▶ Dataset rows
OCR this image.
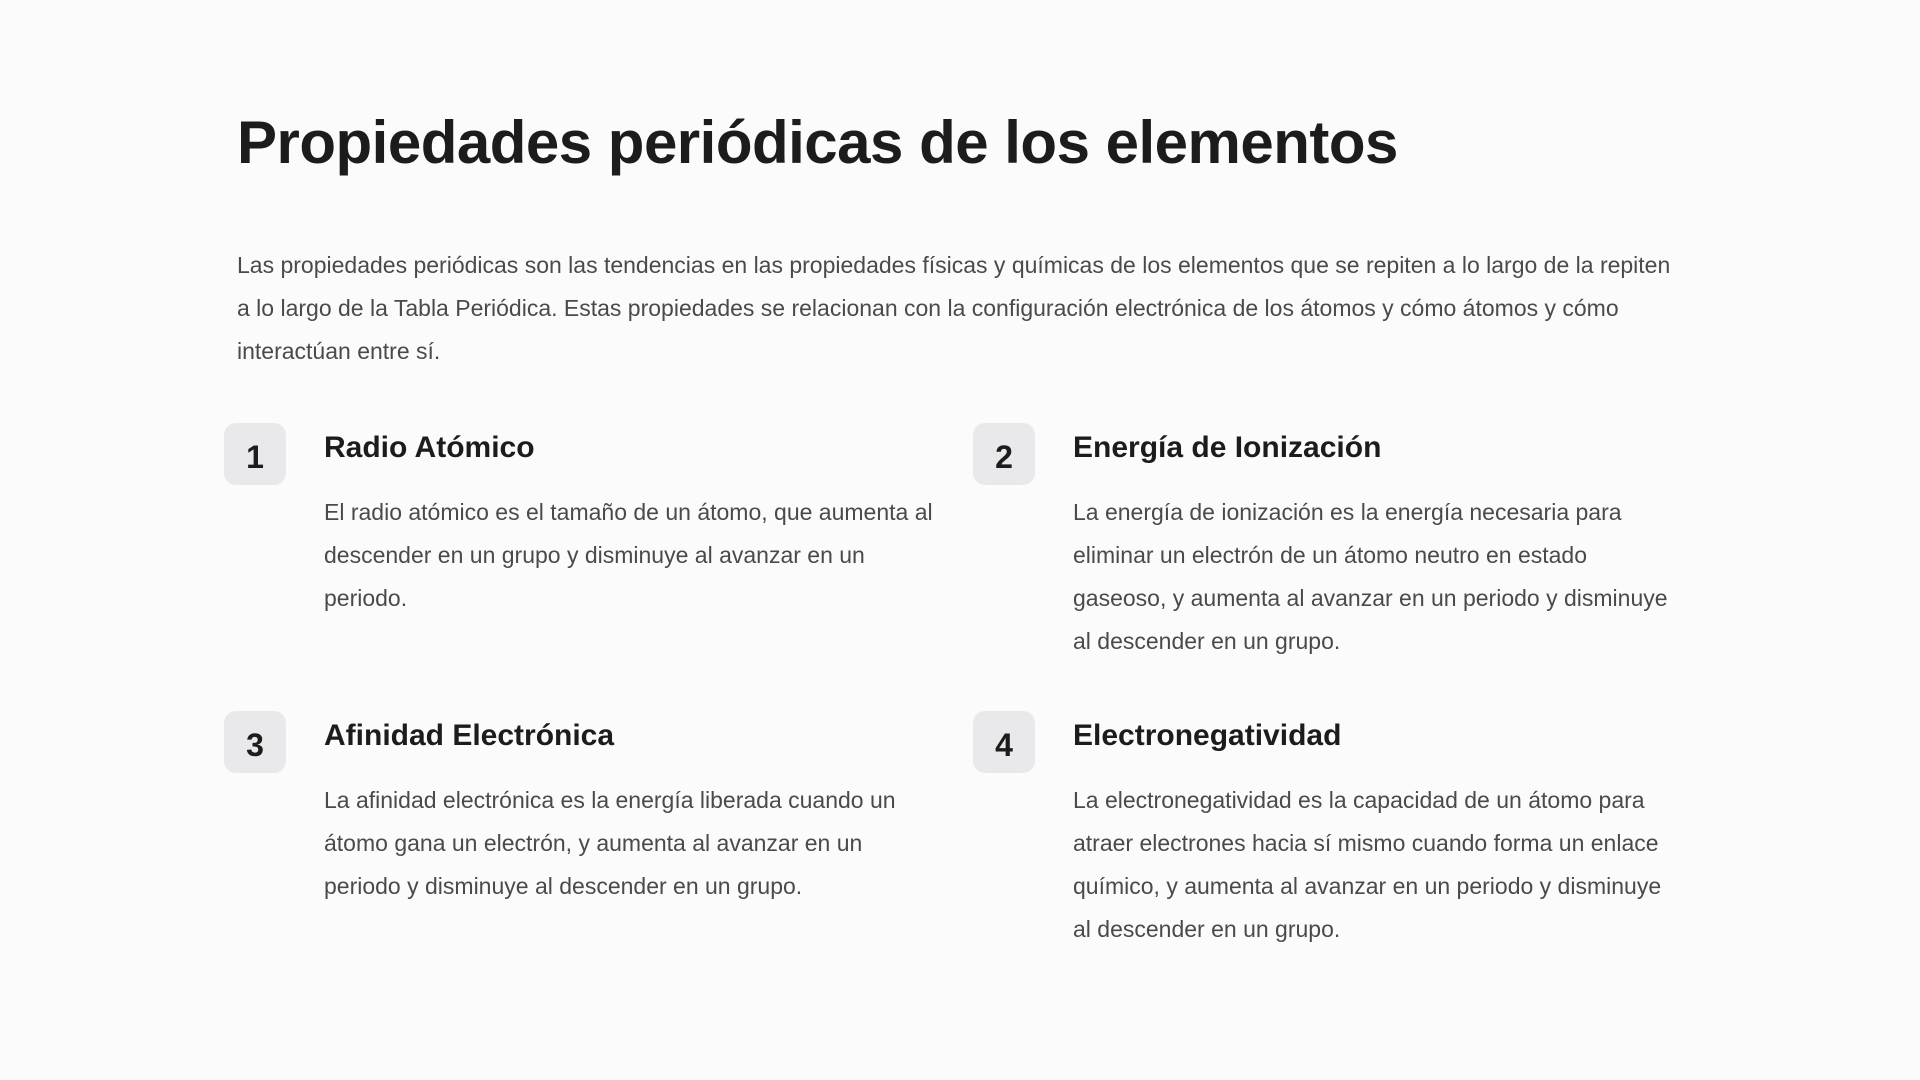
Propiedades periódicas de los elementos

Las propiedades periódicas son las tendencias en las propiedades físicas y químicas de los elementos que se repiten a lo largo de la repiten a lo largo de la Tabla Periódica. Estas propiedades se relacionan con la configuración electrónica de los átomos y cómo átomos y cómo interactúan entre sí.

1	Radio Atómico

El radio atómico es el tamaño de un átomo, que aumenta al descender en un grupo y disminuye al avanzar en un periodo.

2	Energía de Ionización

La energía de ionización es la energía necesaria para eliminar un electrón de un átomo neutro en estado gaseoso, y aumenta al avanzar en un periodo y disminuye al descender en un grupo.

3	Afinidad Electrónica

La afinidad electrónica es la energía liberada cuando un átomo gana un electrón, y aumenta al avanzar en un periodo y disminuye al descender en un grupo.

4	Electronegatividad

La electronegatividad es la capacidad de un átomo para atraer electrones hacia sí mismo cuando forma un enlace químico, y aumenta al avanzar en un periodo y disminuye al descender en un grupo.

▶ Written problem
Determine how many lines include the string "periódicas". Give no answer but the number.

▶ Task output
2